» **JOB**
Would you transcribe the listing that follows, character for character, and omit its images?

Collected data entries:
◆ ◆ ◆

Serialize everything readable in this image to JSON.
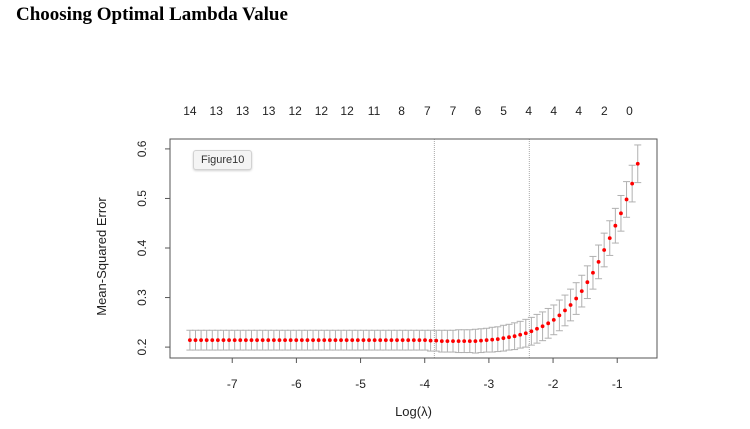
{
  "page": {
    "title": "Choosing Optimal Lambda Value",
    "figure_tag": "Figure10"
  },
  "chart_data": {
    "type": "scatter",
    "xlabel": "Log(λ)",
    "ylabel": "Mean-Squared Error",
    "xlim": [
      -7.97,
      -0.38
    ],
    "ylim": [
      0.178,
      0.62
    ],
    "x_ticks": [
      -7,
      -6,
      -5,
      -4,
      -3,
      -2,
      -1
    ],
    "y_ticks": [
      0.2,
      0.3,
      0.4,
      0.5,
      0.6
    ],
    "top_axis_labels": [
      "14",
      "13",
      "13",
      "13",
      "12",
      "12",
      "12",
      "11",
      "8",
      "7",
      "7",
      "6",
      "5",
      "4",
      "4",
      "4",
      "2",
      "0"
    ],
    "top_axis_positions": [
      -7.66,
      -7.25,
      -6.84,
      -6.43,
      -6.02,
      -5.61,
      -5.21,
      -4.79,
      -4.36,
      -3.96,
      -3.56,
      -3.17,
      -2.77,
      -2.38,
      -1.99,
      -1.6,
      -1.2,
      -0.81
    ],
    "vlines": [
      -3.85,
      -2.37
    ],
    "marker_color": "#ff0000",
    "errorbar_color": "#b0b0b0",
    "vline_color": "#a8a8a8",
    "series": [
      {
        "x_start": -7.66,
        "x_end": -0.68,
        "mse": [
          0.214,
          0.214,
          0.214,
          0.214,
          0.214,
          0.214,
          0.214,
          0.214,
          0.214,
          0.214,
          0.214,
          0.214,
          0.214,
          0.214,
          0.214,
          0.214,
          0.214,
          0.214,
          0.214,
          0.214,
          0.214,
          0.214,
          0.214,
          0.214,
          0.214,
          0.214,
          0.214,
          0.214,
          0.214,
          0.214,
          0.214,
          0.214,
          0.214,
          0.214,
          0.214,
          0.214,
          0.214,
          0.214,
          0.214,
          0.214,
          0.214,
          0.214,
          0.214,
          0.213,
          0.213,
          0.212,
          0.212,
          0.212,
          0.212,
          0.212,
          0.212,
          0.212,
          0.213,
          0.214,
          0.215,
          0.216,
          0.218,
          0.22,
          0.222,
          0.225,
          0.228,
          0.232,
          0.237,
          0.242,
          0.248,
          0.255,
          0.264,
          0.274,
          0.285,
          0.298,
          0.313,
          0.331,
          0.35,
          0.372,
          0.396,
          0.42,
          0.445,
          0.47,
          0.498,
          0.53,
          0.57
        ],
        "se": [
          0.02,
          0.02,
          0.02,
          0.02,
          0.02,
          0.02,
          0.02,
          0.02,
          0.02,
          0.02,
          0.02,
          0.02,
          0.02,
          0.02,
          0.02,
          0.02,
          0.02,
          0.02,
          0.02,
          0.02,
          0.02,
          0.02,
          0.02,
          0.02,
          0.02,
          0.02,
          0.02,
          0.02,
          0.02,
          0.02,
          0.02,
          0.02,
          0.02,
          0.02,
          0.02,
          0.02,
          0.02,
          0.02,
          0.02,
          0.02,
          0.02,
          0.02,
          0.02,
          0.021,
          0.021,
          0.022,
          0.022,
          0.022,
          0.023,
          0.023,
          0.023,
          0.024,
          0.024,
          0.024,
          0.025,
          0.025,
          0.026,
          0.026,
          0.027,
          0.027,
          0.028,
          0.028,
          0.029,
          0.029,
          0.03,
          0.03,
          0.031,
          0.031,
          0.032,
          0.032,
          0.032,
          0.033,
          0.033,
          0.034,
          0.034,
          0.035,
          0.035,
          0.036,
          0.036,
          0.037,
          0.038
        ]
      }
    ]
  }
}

◆ ◆ ◆

» **WRITTEN RESPONSE**
Serialize everything readable in this image to JSON.
{
  "page": {
    "title": "Choosing Optimal Lambda Value",
    "figure_tag": "Figure10"
  },
  "chart_data": {
    "type": "scatter",
    "xlabel": "Log(λ)",
    "ylabel": "Mean-Squared Error",
    "xlim": [
      -7.97,
      -0.38
    ],
    "ylim": [
      0.178,
      0.62
    ],
    "x_ticks": [
      -7,
      -6,
      -5,
      -4,
      -3,
      -2,
      -1
    ],
    "y_ticks": [
      0.2,
      0.3,
      0.4,
      0.5,
      0.6
    ],
    "top_axis_labels": [
      "14",
      "13",
      "13",
      "13",
      "12",
      "12",
      "12",
      "11",
      "8",
      "7",
      "7",
      "6",
      "5",
      "4",
      "4",
      "4",
      "2",
      "0"
    ],
    "top_axis_positions": [
      -7.66,
      -7.25,
      -6.84,
      -6.43,
      -6.02,
      -5.61,
      -5.21,
      -4.79,
      -4.36,
      -3.96,
      -3.56,
      -3.17,
      -2.77,
      -2.38,
      -1.99,
      -1.6,
      -1.2,
      -0.81
    ],
    "vlines": [
      -3.85,
      -2.37
    ],
    "marker_color": "#ff0000",
    "errorbar_color": "#b0b0b0",
    "vline_color": "#a8a8a8",
    "series": [
      {
        "x_start": -7.66,
        "x_end": -0.68,
        "mse": [
          0.214,
          0.214,
          0.214,
          0.214,
          0.214,
          0.214,
          0.214,
          0.214,
          0.214,
          0.214,
          0.214,
          0.214,
          0.214,
          0.214,
          0.214,
          0.214,
          0.214,
          0.214,
          0.214,
          0.214,
          0.214,
          0.214,
          0.214,
          0.214,
          0.214,
          0.214,
          0.214,
          0.214,
          0.214,
          0.214,
          0.214,
          0.214,
          0.214,
          0.214,
          0.214,
          0.214,
          0.214,
          0.214,
          0.214,
          0.214,
          0.214,
          0.214,
          0.214,
          0.213,
          0.213,
          0.212,
          0.212,
          0.212,
          0.212,
          0.212,
          0.212,
          0.212,
          0.213,
          0.214,
          0.215,
          0.216,
          0.218,
          0.22,
          0.222,
          0.225,
          0.228,
          0.232,
          0.237,
          0.242,
          0.248,
          0.255,
          0.264,
          0.274,
          0.285,
          0.298,
          0.313,
          0.331,
          0.35,
          0.372,
          0.396,
          0.42,
          0.445,
          0.47,
          0.498,
          0.53,
          0.57
        ],
        "se": [
          0.02,
          0.02,
          0.02,
          0.02,
          0.02,
          0.02,
          0.02,
          0.02,
          0.02,
          0.02,
          0.02,
          0.02,
          0.02,
          0.02,
          0.02,
          0.02,
          0.02,
          0.02,
          0.02,
          0.02,
          0.02,
          0.02,
          0.02,
          0.02,
          0.02,
          0.02,
          0.02,
          0.02,
          0.02,
          0.02,
          0.02,
          0.02,
          0.02,
          0.02,
          0.02,
          0.02,
          0.02,
          0.02,
          0.02,
          0.02,
          0.02,
          0.02,
          0.02,
          0.021,
          0.021,
          0.022,
          0.022,
          0.022,
          0.023,
          0.023,
          0.023,
          0.024,
          0.024,
          0.024,
          0.025,
          0.025,
          0.026,
          0.026,
          0.027,
          0.027,
          0.028,
          0.028,
          0.029,
          0.029,
          0.03,
          0.03,
          0.031,
          0.031,
          0.032,
          0.032,
          0.032,
          0.033,
          0.033,
          0.034,
          0.034,
          0.035,
          0.035,
          0.036,
          0.036,
          0.037,
          0.038
        ]
      }
    ]
  }
}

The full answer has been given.